YOUR TASK:
Print each line of the listing once more, precisely as given.

DATA SUPPLIED:
################

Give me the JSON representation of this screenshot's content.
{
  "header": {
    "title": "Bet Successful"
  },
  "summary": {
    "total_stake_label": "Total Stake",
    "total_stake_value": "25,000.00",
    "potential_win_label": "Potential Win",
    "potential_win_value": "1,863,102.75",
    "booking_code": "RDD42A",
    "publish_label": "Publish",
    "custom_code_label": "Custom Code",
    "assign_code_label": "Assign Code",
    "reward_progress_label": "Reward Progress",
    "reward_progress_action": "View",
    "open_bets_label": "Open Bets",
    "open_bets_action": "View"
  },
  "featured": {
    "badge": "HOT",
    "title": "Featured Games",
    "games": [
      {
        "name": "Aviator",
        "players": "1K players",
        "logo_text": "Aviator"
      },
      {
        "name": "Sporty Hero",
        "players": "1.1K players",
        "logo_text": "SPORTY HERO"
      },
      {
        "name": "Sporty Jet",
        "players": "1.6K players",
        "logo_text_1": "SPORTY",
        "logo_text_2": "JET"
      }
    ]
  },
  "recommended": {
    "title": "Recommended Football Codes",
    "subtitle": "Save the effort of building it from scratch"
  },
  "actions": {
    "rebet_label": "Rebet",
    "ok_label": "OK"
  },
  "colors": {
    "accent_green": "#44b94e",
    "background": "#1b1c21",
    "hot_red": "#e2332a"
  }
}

################

RESPONSE TO THIS TASK:
Give me the JSON representation of this screenshot's content.
{
  "header": {
    "title": "Bet Successful"
  },
  "summary": {
    "total_stake_label": "Total Stake",
    "total_stake_value": "25,000.00",
    "potential_win_label": "Potential Win",
    "potential_win_value": "1,863,102.75",
    "booking_code": "RDD42A",
    "publish_label": "Publish",
    "custom_code_label": "Custom Code",
    "assign_code_label": "Assign Code",
    "reward_progress_label": "Reward Progress",
    "reward_progress_action": "View",
    "open_bets_label": "Open Bets",
    "open_bets_action": "View"
  },
  "featured": {
    "badge": "HOT",
    "title": "Featured Games",
    "games": [
      {
        "name": "Aviator",
        "players": "1K players",
        "logo_text": "Aviator"
      },
      {
        "name": "Sporty Hero",
        "players": "1.1K players",
        "logo_text": "SPORTY HERO"
      },
      {
        "name": "Sporty Jet",
        "players": "1.6K players",
        "logo_text_1": "SPORTY",
        "logo_text_2": "JET"
      }
    ]
  },
  "recommended": {
    "title": "Recommended Football Codes",
    "subtitle": "Save the effort of building it from scratch"
  },
  "actions": {
    "rebet_label": "Rebet",
    "ok_label": "OK"
  },
  "colors": {
    "accent_green": "#44b94e",
    "background": "#1b1c21",
    "hot_red": "#e2332a"
  }
}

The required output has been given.